#### Challenge
Your copy of the material must match it exactly, except that pictures are dropped.

━━ Entries shown

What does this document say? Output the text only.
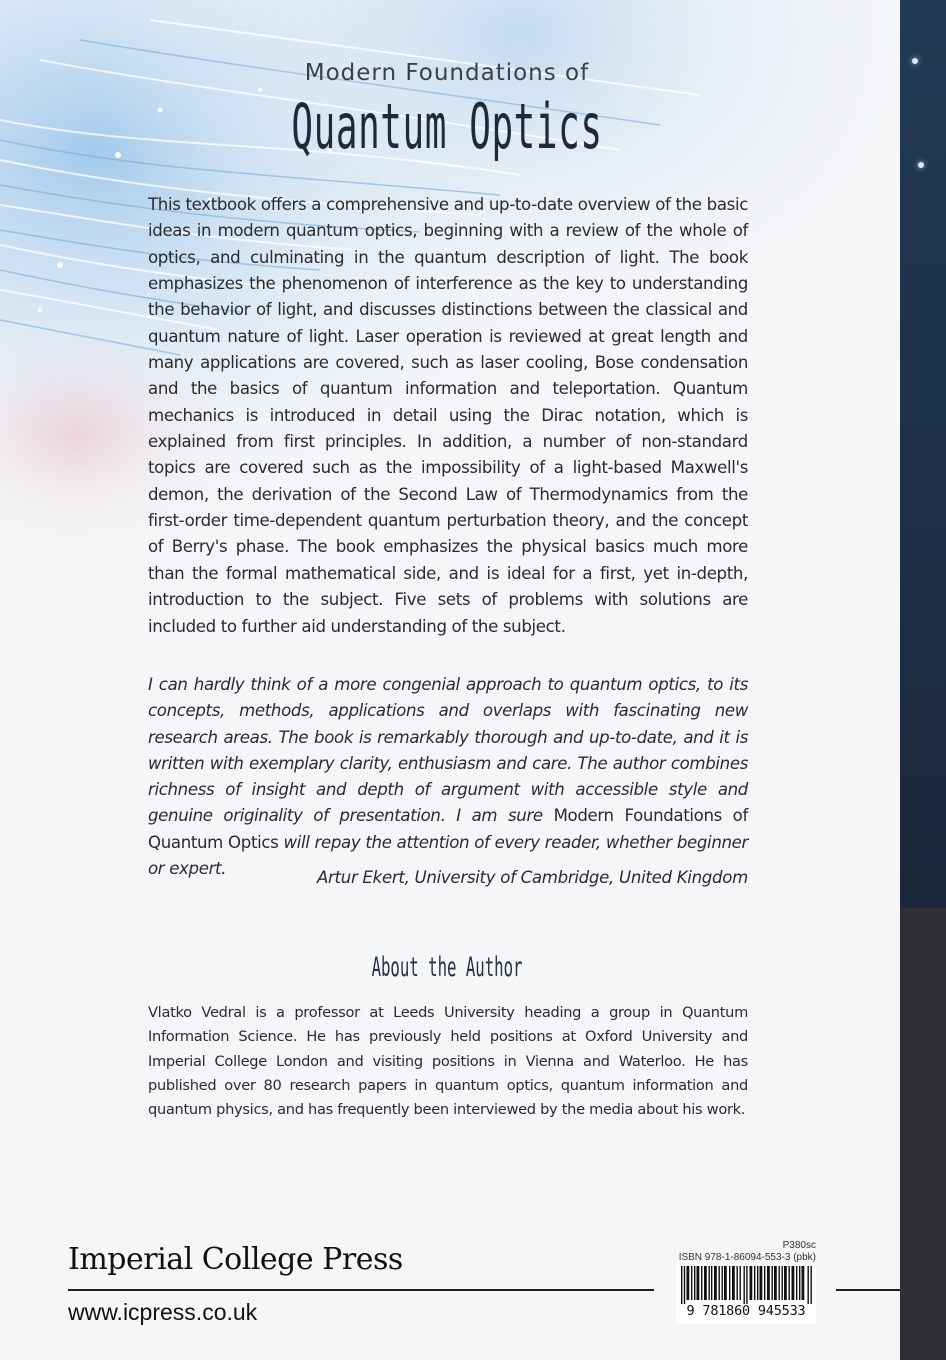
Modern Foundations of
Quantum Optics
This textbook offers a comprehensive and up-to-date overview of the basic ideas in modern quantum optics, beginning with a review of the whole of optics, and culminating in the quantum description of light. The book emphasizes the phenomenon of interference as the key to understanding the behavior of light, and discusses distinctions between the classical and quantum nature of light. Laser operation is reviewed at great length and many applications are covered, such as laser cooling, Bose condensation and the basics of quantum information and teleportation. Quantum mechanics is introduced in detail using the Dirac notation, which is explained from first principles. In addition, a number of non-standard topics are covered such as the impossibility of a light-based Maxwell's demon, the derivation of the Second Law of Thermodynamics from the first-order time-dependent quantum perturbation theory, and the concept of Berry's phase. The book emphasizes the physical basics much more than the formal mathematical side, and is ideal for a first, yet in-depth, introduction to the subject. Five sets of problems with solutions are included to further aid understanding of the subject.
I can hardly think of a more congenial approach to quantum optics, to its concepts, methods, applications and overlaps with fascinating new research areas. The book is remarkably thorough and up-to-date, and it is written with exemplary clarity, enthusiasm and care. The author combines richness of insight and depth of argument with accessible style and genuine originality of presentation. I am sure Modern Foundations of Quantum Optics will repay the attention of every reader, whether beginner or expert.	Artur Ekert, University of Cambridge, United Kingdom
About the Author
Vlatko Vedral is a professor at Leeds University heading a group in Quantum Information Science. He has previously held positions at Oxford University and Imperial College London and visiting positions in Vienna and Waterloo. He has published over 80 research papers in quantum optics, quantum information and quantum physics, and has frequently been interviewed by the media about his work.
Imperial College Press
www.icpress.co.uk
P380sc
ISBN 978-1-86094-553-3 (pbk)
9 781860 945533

━━━━

#### Answer to this problem
What does this document say? Output the text only.
Modern Foundations of
Quantum Optics
This textbook offers a comprehensive and up-to-date overview of the basic ideas in modern quantum optics, beginning with a review of the whole of optics, and culminating in the quantum description of light. The book emphasizes the phenomenon of interference as the key to understanding the behavior of light, and discusses distinctions between the classical and quantum nature of light. Laser operation is reviewed at great length and many applications are covered, such as laser cooling, Bose condensation and the basics of quantum information and teleportation. Quantum mechanics is introduced in detail using the Dirac notation, which is explained from first principles. In addition, a number of non-standard topics are covered such as the impossibility of a light-based Maxwell's demon, the derivation of the Second Law of Thermodynamics from the first-order time-dependent quantum perturbation theory, and the concept of Berry's phase. The book emphasizes the physical basics much more than the formal mathematical side, and is ideal for a first, yet in-depth, introduction to the subject. Five sets of problems with solutions are included to further aid understanding of the subject.
I can hardly think of a more congenial approach to quantum optics, to its concepts, methods, applications and overlaps with fascinating new research areas. The book is remarkably thorough and up-to-date, and it is written with exemplary clarity, enthusiasm and care. The author combines richness of insight and depth of argument with accessible style and genuine originality of presentation. I am sure Modern Foundations of Quantum Optics will repay the attention of every reader, whether beginner or expert.	Artur Ekert, University of Cambridge, United Kingdom
About the Author
Vlatko Vedral is a professor at Leeds University heading a group in Quantum Information Science. He has previously held positions at Oxford University and Imperial College London and visiting positions in Vienna and Waterloo. He has published over 80 research papers in quantum optics, quantum information and quantum physics, and has frequently been interviewed by the media about his work.
Imperial College Press
www.icpress.co.uk
P380sc
ISBN 978-1-86094-553-3 (pbk)
9 781860 945533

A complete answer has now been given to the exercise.